▶ _Given exercise_
Write out the data again in full, exactly as it reads.

▶ _Supplied data_
++++++++++
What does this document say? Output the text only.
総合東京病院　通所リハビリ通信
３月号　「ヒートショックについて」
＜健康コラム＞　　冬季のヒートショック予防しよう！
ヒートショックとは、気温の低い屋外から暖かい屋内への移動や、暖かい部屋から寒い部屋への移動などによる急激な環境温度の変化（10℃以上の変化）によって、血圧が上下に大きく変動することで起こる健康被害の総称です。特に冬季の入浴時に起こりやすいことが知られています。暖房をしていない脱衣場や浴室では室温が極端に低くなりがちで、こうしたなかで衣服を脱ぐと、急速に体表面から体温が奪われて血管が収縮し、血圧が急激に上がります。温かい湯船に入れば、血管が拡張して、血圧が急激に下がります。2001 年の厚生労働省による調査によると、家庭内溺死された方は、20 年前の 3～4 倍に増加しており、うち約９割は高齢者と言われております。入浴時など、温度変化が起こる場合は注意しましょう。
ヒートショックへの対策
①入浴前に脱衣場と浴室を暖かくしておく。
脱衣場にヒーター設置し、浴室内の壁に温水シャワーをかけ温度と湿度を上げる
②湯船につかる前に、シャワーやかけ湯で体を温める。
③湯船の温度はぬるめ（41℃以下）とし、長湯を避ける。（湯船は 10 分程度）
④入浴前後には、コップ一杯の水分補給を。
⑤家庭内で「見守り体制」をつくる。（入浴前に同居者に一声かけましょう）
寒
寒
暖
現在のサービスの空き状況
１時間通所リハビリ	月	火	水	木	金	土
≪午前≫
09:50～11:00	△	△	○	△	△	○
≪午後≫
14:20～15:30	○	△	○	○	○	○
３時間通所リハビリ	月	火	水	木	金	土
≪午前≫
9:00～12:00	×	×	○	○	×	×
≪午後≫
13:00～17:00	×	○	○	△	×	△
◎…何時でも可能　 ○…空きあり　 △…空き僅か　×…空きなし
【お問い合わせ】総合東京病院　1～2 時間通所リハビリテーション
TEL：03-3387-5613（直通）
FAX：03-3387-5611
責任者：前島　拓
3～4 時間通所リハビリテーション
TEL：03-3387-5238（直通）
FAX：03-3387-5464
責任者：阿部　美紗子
++++++++++
▶ _Output below_
What does this document say? Output the text only.
総合東京病院　通所リハビリ通信
３月号　「ヒートショックについて」
＜健康コラム＞　　冬季のヒートショック予防しよう！
ヒートショックとは、気温の低い屋外から暖かい屋内への移動や、暖かい部屋から寒い部屋への移動などによる急激な環境温度の変化（10℃以上の変化）によって、血圧が上下に大きく変動することで起こる健康被害の総称です。特に冬季の入浴時に起こりやすいことが知られています。暖房をしていない脱衣場や浴室では室温が極端に低くなりがちで、こうしたなかで衣服を脱ぐと、急速に体表面から体温が奪われて血管が収縮し、血圧が急激に上がります。温かい湯船に入れば、血管が拡張して、血圧が急激に下がります。2001 年の厚生労働省による調査によると、家庭内溺死された方は、20 年前の 3～4 倍に増加しており、うち約９割は高齢者と言われております。入浴時など、温度変化が起こる場合は注意しましょう。
ヒートショックへの対策
①入浴前に脱衣場と浴室を暖かくしておく。
脱衣場にヒーター設置し、浴室内の壁に温水シャワーをかけ温度と湿度を上げる
②湯船につかる前に、シャワーやかけ湯で体を温める。
③湯船の温度はぬるめ（41℃以下）とし、長湯を避ける。（湯船は 10 分程度）
④入浴前後には、コップ一杯の水分補給を。
⑤家庭内で「見守り体制」をつくる。（入浴前に同居者に一声かけましょう）
寒
寒
暖
現在のサービスの空き状況
１時間通所リハビリ	月	火	水	木	金	土
≪午前≫
09:50～11:00	△	△	○	△	△	○
≪午後≫
14:20～15:30	○	△	○	○	○	○
３時間通所リハビリ	月	火	水	木	金	土
≪午前≫
9:00～12:00	×	×	○	○	×	×
≪午後≫
13:00～17:00	×	○	○	△	×	△
◎…何時でも可能　 ○…空きあり　 △…空き僅か　×…空きなし
【お問い合わせ】総合東京病院　1～2 時間通所リハビリテーション
TEL：03-3387-5613（直通）
FAX：03-3387-5611
責任者：前島　拓
3～4 時間通所リハビリテーション
TEL：03-3387-5238（直通）
FAX：03-3387-5464
責任者：阿部　美紗子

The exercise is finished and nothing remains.